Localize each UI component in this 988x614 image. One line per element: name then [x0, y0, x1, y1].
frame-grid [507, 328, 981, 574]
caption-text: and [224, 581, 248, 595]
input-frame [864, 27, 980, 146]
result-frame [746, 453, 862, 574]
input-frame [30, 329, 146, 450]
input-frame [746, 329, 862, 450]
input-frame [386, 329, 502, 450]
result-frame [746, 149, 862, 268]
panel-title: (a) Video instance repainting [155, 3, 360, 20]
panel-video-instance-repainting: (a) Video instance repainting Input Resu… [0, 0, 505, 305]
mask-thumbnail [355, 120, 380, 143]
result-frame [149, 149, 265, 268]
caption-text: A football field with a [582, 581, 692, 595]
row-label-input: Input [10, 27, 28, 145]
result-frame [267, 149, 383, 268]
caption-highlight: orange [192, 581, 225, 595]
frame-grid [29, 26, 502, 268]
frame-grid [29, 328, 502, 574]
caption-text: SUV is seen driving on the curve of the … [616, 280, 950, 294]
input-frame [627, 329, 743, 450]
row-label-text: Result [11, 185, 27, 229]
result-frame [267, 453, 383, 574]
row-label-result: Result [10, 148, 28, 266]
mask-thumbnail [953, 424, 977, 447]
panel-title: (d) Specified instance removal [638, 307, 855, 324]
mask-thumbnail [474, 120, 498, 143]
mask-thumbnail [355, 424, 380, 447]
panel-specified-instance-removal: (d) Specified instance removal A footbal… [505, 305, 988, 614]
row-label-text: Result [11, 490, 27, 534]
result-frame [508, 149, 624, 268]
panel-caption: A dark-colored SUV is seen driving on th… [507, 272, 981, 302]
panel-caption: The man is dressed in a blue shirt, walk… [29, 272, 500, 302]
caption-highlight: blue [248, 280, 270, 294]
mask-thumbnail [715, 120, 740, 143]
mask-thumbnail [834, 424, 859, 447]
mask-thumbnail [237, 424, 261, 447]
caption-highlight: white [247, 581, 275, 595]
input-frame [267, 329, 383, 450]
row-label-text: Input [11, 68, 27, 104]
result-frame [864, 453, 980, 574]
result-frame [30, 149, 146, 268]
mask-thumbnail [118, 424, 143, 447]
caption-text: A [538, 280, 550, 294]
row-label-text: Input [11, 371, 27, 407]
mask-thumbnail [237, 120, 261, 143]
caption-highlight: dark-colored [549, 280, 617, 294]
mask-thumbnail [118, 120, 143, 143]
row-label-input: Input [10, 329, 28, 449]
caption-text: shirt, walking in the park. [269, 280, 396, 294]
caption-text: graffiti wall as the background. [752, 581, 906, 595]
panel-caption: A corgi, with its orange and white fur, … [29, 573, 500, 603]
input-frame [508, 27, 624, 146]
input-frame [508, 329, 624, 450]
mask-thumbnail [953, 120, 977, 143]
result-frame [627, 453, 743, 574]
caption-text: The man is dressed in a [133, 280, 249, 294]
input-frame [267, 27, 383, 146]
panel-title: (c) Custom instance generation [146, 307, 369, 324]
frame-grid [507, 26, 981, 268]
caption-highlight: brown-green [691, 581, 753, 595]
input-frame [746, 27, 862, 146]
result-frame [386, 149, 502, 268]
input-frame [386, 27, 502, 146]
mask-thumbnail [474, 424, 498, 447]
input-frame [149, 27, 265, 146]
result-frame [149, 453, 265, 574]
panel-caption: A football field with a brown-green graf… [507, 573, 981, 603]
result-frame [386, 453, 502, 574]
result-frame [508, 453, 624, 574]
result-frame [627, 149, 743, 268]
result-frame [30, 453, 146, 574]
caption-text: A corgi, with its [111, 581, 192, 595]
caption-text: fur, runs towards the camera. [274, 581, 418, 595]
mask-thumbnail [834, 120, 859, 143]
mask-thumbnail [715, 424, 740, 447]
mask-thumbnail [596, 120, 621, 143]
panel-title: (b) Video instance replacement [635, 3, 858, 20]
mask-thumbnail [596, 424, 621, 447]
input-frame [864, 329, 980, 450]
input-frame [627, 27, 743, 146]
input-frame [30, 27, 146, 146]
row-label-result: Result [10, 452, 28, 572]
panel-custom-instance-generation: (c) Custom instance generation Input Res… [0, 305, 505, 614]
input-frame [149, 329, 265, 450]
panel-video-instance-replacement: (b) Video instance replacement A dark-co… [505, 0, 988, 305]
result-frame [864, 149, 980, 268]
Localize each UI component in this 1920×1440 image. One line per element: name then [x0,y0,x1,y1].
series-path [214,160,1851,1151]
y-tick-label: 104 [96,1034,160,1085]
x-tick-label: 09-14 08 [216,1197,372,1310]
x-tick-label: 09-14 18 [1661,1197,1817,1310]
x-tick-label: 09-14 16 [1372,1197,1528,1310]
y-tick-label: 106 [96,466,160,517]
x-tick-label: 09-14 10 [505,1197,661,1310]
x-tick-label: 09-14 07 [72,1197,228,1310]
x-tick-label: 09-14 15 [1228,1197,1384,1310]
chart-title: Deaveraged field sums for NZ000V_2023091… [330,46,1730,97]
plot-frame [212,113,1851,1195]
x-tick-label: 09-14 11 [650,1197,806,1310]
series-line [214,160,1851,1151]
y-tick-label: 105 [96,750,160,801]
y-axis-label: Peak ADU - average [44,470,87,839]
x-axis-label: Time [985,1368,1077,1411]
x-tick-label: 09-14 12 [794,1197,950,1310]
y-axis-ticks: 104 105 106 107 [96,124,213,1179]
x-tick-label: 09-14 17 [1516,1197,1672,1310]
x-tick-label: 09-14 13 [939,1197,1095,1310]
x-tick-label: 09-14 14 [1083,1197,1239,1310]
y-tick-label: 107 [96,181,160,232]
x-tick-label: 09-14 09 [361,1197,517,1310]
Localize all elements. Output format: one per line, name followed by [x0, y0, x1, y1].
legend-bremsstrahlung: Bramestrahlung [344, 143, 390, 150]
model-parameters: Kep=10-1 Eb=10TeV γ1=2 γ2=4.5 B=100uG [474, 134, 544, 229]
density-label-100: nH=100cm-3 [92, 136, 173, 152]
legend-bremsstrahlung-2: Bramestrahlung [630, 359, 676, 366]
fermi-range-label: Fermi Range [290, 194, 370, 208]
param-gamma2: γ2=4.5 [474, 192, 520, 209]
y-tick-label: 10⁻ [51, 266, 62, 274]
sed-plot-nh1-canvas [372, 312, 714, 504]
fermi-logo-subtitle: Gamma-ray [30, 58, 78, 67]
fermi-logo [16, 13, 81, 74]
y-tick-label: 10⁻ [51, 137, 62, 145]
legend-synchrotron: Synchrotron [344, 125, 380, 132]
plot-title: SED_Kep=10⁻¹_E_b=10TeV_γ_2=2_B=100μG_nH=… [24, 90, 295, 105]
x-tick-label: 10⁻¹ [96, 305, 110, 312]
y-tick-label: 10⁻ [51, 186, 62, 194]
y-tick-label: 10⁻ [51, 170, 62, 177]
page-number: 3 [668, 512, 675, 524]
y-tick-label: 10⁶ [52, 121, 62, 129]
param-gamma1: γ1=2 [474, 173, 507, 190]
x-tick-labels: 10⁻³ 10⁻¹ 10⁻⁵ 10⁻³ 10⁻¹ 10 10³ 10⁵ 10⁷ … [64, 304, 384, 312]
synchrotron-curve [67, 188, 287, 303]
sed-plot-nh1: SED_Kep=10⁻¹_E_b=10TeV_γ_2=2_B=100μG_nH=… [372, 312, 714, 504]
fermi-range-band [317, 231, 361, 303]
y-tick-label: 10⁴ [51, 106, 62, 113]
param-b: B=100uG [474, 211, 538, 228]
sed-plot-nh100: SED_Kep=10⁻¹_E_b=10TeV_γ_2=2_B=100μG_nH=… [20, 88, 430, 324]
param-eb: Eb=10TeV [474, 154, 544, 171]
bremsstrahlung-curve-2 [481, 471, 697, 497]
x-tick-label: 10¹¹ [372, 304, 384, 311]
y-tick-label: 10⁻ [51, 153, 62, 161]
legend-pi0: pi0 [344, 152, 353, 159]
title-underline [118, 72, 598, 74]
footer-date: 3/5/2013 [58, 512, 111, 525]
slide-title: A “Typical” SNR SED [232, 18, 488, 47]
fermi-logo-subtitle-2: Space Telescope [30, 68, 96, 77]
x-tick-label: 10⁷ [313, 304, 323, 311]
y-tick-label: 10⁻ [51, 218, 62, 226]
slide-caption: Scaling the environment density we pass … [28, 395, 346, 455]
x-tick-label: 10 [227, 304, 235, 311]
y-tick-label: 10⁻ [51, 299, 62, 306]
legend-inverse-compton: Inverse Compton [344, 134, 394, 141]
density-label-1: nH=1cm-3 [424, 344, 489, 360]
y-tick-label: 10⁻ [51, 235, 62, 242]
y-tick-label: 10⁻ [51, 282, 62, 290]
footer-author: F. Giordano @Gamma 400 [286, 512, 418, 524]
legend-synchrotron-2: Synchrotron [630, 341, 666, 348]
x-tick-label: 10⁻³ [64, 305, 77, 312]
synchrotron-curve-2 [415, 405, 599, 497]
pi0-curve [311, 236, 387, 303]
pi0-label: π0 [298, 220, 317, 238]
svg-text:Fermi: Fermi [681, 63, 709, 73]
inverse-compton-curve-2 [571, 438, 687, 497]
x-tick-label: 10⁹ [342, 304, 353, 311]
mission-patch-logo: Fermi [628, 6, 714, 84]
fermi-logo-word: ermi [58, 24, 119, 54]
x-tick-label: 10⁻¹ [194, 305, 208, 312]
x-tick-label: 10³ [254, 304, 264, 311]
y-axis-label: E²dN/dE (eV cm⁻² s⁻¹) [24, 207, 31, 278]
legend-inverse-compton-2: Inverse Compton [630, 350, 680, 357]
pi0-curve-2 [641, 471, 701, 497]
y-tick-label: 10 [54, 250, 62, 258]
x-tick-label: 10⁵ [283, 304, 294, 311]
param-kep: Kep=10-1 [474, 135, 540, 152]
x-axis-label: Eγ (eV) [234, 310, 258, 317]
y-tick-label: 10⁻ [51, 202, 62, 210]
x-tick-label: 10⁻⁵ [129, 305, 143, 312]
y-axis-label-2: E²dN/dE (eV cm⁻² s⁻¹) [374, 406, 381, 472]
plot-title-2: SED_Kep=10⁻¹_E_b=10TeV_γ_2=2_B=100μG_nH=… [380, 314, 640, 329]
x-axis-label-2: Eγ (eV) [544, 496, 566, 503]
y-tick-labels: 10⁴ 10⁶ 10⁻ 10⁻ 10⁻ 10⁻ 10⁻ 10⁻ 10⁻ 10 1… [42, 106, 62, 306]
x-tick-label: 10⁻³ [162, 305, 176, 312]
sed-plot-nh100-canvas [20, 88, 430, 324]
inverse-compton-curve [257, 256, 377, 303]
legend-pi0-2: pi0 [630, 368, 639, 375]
:::::
## What the task requires:
Output the lines exactly as they appear, starting with the first line and going on through the line that contains "panel-title: (d) Specified".

## Response to the task:
Localize each UI component in this 988x614 image. One line per element: name then [x0, y0, x1, y1].
frame-grid [507, 328, 981, 574]
caption-text: and [224, 581, 248, 595]
input-frame [864, 27, 980, 146]
result-frame [746, 453, 862, 574]
input-frame [30, 329, 146, 450]
input-frame [746, 329, 862, 450]
input-frame [386, 329, 502, 450]
result-frame [746, 149, 862, 268]
panel-title: (a) Video instance repainting [155, 3, 360, 20]
panel-video-instance-repainting: (a) Video instance repainting Input Resu… [0, 0, 505, 305]
mask-thumbnail [355, 120, 380, 143]
result-frame [149, 149, 265, 268]
caption-text: A football field with a [582, 581, 692, 595]
row-label-input: Input [10, 27, 28, 145]
result-frame [267, 149, 383, 268]
caption-highlight: orange [192, 581, 225, 595]
frame-grid [29, 26, 502, 268]
frame-grid [29, 328, 502, 574]
caption-text: SUV is seen driving on the curve of the … [616, 280, 950, 294]
input-frame [627, 329, 743, 450]
row-label-text: Result [11, 185, 27, 229]
result-frame [267, 453, 383, 574]
row-label-result: Result [10, 148, 28, 266]
mask-thumbnail [953, 424, 977, 447]
panel-title: (d) Specified instance removal [638, 307, 855, 324]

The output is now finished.